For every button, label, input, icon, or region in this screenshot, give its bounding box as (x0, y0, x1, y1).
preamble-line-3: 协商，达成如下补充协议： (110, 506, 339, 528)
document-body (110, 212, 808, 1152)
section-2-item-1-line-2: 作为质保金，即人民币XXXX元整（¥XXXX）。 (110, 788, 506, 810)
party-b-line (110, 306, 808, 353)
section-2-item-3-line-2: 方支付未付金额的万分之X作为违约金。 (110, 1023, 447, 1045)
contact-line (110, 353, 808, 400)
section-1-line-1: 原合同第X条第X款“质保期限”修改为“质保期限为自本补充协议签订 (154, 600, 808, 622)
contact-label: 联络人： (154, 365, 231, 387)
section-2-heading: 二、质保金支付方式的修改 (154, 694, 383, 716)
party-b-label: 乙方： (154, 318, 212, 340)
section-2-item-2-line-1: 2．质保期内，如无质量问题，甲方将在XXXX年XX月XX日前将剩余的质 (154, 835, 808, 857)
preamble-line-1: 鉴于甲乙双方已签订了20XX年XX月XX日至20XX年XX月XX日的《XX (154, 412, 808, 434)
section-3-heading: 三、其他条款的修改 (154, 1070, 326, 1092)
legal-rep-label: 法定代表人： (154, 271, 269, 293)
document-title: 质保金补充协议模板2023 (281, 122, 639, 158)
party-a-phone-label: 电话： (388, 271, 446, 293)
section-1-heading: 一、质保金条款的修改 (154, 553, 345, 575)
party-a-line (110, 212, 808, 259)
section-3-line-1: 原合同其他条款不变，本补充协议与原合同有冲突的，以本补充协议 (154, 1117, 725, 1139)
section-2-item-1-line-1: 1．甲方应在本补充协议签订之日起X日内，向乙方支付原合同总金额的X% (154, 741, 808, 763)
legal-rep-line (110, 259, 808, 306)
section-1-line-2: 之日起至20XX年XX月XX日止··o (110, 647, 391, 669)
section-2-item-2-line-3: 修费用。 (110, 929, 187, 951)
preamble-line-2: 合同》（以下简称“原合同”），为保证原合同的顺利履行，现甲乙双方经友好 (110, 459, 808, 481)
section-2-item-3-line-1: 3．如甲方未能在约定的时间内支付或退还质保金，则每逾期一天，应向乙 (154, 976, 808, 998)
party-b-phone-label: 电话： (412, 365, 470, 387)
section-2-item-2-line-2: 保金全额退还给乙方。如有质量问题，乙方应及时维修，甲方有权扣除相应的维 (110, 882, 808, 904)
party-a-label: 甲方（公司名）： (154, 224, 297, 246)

....

### Short problem
Can you reproduce every line of the listing above verbatim, from the first line to the last?

### Answer
For every button, label, input, icon, or region in this screenshot, give its bounding box as (x0, y0, x1, y1).
preamble-line-3: 协商，达成如下补充协议： (110, 506, 339, 528)
document-body (110, 212, 808, 1152)
section-2-item-1-line-2: 作为质保金，即人民币XXXX元整（¥XXXX）。 (110, 788, 506, 810)
party-b-line (110, 306, 808, 353)
section-2-item-3-line-2: 方支付未付金额的万分之X作为违约金。 (110, 1023, 447, 1045)
contact-line (110, 353, 808, 400)
section-1-line-1: 原合同第X条第X款“质保期限”修改为“质保期限为自本补充协议签订 (154, 600, 808, 622)
contact-label: 联络人： (154, 365, 231, 387)
section-2-heading: 二、质保金支付方式的修改 (154, 694, 383, 716)
party-b-label: 乙方： (154, 318, 212, 340)
section-2-item-2-line-1: 2．质保期内，如无质量问题，甲方将在XXXX年XX月XX日前将剩余的质 (154, 835, 808, 857)
preamble-line-1: 鉴于甲乙双方已签订了20XX年XX月XX日至20XX年XX月XX日的《XX (154, 412, 808, 434)
section-3-heading: 三、其他条款的修改 (154, 1070, 326, 1092)
legal-rep-label: 法定代表人： (154, 271, 269, 293)
document-title: 质保金补充协议模板2023 (281, 122, 639, 158)
party-a-phone-label: 电话： (388, 271, 446, 293)
section-1-heading: 一、质保金条款的修改 (154, 553, 345, 575)
party-a-line (110, 212, 808, 259)
section-3-line-1: 原合同其他条款不变，本补充协议与原合同有冲突的，以本补充协议 (154, 1117, 725, 1139)
section-2-item-1-line-1: 1．甲方应在本补充协议签订之日起X日内，向乙方支付原合同总金额的X% (154, 741, 808, 763)
legal-rep-line (110, 259, 808, 306)
section-1-line-2: 之日起至20XX年XX月XX日止··o (110, 647, 391, 669)
section-2-item-2-line-3: 修费用。 (110, 929, 187, 951)
preamble-line-2: 合同》（以下简称“原合同”），为保证原合同的顺利履行，现甲乙双方经友好 (110, 459, 808, 481)
section-2-item-3-line-1: 3．如甲方未能在约定的时间内支付或退还质保金，则每逾期一天，应向乙 (154, 976, 808, 998)
party-b-phone-label: 电话： (412, 365, 470, 387)
section-2-item-2-line-2: 保金全额退还给乙方。如有质量问题，乙方应及时维修，甲方有权扣除相应的维 (110, 882, 808, 904)
party-a-label: 甲方（公司名）： (154, 224, 297, 246)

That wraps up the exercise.